Directions:
Print all of the lines exactly. Any picture among them stays out.

Records about charts and figures

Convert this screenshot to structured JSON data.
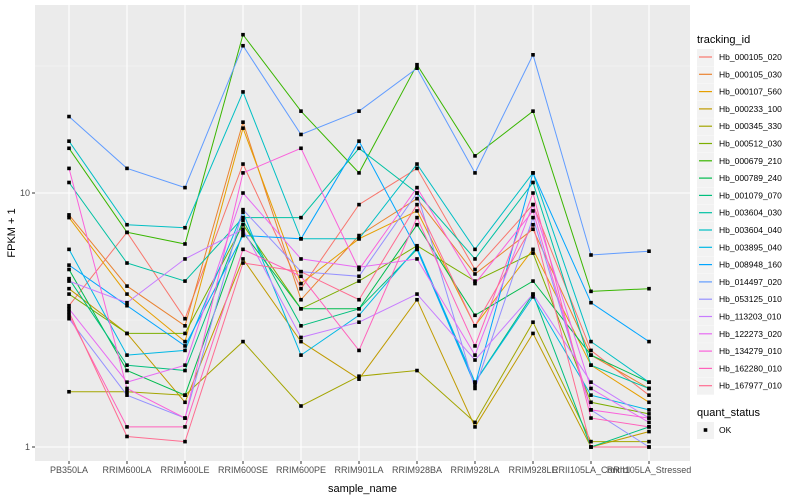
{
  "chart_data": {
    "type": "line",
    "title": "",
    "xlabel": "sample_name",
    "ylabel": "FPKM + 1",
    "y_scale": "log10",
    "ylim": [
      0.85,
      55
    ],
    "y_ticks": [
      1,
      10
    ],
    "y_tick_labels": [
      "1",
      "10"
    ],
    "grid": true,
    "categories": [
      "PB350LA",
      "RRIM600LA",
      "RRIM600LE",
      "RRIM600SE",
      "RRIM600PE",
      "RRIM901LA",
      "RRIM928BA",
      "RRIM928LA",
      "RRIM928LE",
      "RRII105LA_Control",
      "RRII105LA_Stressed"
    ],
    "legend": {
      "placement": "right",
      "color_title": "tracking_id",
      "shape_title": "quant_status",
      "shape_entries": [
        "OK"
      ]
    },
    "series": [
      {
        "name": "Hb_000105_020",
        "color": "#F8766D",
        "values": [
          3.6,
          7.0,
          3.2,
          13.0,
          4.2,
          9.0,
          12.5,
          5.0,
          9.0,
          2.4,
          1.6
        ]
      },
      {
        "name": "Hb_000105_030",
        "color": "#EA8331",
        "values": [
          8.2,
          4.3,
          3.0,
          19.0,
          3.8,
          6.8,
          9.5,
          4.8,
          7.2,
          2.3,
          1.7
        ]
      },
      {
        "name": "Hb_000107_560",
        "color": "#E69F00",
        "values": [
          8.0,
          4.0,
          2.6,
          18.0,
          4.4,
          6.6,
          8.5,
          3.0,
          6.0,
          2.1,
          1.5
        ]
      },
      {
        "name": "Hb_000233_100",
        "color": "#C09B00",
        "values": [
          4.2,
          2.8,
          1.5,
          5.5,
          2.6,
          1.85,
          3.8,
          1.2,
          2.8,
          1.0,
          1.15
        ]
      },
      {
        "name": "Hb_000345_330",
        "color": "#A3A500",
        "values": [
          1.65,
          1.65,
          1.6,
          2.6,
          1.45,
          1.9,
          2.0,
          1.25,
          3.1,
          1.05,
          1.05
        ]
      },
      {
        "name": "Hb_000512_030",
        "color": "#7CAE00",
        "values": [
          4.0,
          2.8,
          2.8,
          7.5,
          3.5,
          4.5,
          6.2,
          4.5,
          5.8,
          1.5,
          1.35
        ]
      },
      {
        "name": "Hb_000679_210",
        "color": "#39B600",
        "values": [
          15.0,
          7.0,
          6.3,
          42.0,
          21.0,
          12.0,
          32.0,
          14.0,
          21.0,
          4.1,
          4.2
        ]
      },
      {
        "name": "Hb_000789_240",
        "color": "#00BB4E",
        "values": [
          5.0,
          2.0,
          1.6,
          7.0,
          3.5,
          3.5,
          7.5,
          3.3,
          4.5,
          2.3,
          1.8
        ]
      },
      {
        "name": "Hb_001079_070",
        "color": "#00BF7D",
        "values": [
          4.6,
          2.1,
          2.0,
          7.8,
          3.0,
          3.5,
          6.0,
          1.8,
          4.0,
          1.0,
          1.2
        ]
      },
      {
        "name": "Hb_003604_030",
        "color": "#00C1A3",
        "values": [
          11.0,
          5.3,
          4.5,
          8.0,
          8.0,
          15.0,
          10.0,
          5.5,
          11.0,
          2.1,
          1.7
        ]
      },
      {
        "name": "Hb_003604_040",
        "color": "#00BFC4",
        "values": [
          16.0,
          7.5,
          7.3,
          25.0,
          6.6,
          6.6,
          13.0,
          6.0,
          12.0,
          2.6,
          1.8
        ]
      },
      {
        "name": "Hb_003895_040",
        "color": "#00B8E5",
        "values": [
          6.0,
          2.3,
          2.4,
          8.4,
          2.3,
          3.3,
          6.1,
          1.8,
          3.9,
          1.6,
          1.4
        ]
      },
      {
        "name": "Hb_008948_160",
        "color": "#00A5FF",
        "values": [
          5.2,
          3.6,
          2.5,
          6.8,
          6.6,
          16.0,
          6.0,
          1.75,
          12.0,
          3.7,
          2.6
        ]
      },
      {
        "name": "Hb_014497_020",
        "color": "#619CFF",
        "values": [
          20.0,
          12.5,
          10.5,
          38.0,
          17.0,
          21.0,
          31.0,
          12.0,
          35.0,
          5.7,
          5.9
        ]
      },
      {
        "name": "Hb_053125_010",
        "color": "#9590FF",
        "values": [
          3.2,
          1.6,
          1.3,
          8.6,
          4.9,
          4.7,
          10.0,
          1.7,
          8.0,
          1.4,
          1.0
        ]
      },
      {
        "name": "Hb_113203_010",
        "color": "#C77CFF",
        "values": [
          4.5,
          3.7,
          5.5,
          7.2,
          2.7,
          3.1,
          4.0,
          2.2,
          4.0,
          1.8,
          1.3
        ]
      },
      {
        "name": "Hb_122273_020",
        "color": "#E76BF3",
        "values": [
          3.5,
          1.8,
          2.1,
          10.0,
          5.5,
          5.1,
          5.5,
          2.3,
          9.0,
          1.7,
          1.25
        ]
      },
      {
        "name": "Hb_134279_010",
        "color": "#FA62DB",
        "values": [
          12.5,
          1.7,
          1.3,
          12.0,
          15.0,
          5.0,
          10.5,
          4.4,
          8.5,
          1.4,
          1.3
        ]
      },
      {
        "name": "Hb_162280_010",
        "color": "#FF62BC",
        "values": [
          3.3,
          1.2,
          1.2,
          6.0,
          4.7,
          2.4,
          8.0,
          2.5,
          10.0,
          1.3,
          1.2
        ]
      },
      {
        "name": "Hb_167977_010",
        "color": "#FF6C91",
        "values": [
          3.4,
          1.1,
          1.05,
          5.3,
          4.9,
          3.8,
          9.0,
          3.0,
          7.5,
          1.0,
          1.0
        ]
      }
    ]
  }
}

Expected answer:
Convert this screenshot to structured JSON data.
{
  "chart_data": {
    "type": "line",
    "title": "",
    "xlabel": "sample_name",
    "ylabel": "FPKM + 1",
    "y_scale": "log10",
    "ylim": [
      0.85,
      55
    ],
    "y_ticks": [
      1,
      10
    ],
    "y_tick_labels": [
      "1",
      "10"
    ],
    "grid": true,
    "categories": [
      "PB350LA",
      "RRIM600LA",
      "RRIM600LE",
      "RRIM600SE",
      "RRIM600PE",
      "RRIM901LA",
      "RRIM928BA",
      "RRIM928LA",
      "RRIM928LE",
      "RRII105LA_Control",
      "RRII105LA_Stressed"
    ],
    "legend": {
      "placement": "right",
      "color_title": "tracking_id",
      "shape_title": "quant_status",
      "shape_entries": [
        "OK"
      ]
    },
    "series": [
      {
        "name": "Hb_000105_020",
        "color": "#F8766D",
        "values": [
          3.6,
          7.0,
          3.2,
          13.0,
          4.2,
          9.0,
          12.5,
          5.0,
          9.0,
          2.4,
          1.6
        ]
      },
      {
        "name": "Hb_000105_030",
        "color": "#EA8331",
        "values": [
          8.2,
          4.3,
          3.0,
          19.0,
          3.8,
          6.8,
          9.5,
          4.8,
          7.2,
          2.3,
          1.7
        ]
      },
      {
        "name": "Hb_000107_560",
        "color": "#E69F00",
        "values": [
          8.0,
          4.0,
          2.6,
          18.0,
          4.4,
          6.6,
          8.5,
          3.0,
          6.0,
          2.1,
          1.5
        ]
      },
      {
        "name": "Hb_000233_100",
        "color": "#C09B00",
        "values": [
          4.2,
          2.8,
          1.5,
          5.5,
          2.6,
          1.85,
          3.8,
          1.2,
          2.8,
          1.0,
          1.15
        ]
      },
      {
        "name": "Hb_000345_330",
        "color": "#A3A500",
        "values": [
          1.65,
          1.65,
          1.6,
          2.6,
          1.45,
          1.9,
          2.0,
          1.25,
          3.1,
          1.05,
          1.05
        ]
      },
      {
        "name": "Hb_000512_030",
        "color": "#7CAE00",
        "values": [
          4.0,
          2.8,
          2.8,
          7.5,
          3.5,
          4.5,
          6.2,
          4.5,
          5.8,
          1.5,
          1.35
        ]
      },
      {
        "name": "Hb_000679_210",
        "color": "#39B600",
        "values": [
          15.0,
          7.0,
          6.3,
          42.0,
          21.0,
          12.0,
          32.0,
          14.0,
          21.0,
          4.1,
          4.2
        ]
      },
      {
        "name": "Hb_000789_240",
        "color": "#00BB4E",
        "values": [
          5.0,
          2.0,
          1.6,
          7.0,
          3.5,
          3.5,
          7.5,
          3.3,
          4.5,
          2.3,
          1.8
        ]
      },
      {
        "name": "Hb_001079_070",
        "color": "#00BF7D",
        "values": [
          4.6,
          2.1,
          2.0,
          7.8,
          3.0,
          3.5,
          6.0,
          1.8,
          4.0,
          1.0,
          1.2
        ]
      },
      {
        "name": "Hb_003604_030",
        "color": "#00C1A3",
        "values": [
          11.0,
          5.3,
          4.5,
          8.0,
          8.0,
          15.0,
          10.0,
          5.5,
          11.0,
          2.1,
          1.7
        ]
      },
      {
        "name": "Hb_003604_040",
        "color": "#00BFC4",
        "values": [
          16.0,
          7.5,
          7.3,
          25.0,
          6.6,
          6.6,
          13.0,
          6.0,
          12.0,
          2.6,
          1.8
        ]
      },
      {
        "name": "Hb_003895_040",
        "color": "#00B8E5",
        "values": [
          6.0,
          2.3,
          2.4,
          8.4,
          2.3,
          3.3,
          6.1,
          1.8,
          3.9,
          1.6,
          1.4
        ]
      },
      {
        "name": "Hb_008948_160",
        "color": "#00A5FF",
        "values": [
          5.2,
          3.6,
          2.5,
          6.8,
          6.6,
          16.0,
          6.0,
          1.75,
          12.0,
          3.7,
          2.6
        ]
      },
      {
        "name": "Hb_014497_020",
        "color": "#619CFF",
        "values": [
          20.0,
          12.5,
          10.5,
          38.0,
          17.0,
          21.0,
          31.0,
          12.0,
          35.0,
          5.7,
          5.9
        ]
      },
      {
        "name": "Hb_053125_010",
        "color": "#9590FF",
        "values": [
          3.2,
          1.6,
          1.3,
          8.6,
          4.9,
          4.7,
          10.0,
          1.7,
          8.0,
          1.4,
          1.0
        ]
      },
      {
        "name": "Hb_113203_010",
        "color": "#C77CFF",
        "values": [
          4.5,
          3.7,
          5.5,
          7.2,
          2.7,
          3.1,
          4.0,
          2.2,
          4.0,
          1.8,
          1.3
        ]
      },
      {
        "name": "Hb_122273_020",
        "color": "#E76BF3",
        "values": [
          3.5,
          1.8,
          2.1,
          10.0,
          5.5,
          5.1,
          5.5,
          2.3,
          9.0,
          1.7,
          1.25
        ]
      },
      {
        "name": "Hb_134279_010",
        "color": "#FA62DB",
        "values": [
          12.5,
          1.7,
          1.3,
          12.0,
          15.0,
          5.0,
          10.5,
          4.4,
          8.5,
          1.4,
          1.3
        ]
      },
      {
        "name": "Hb_162280_010",
        "color": "#FF62BC",
        "values": [
          3.3,
          1.2,
          1.2,
          6.0,
          4.7,
          2.4,
          8.0,
          2.5,
          10.0,
          1.3,
          1.2
        ]
      },
      {
        "name": "Hb_167977_010",
        "color": "#FF6C91",
        "values": [
          3.4,
          1.1,
          1.05,
          5.3,
          4.9,
          3.8,
          9.0,
          3.0,
          7.5,
          1.0,
          1.0
        ]
      }
    ]
  }
}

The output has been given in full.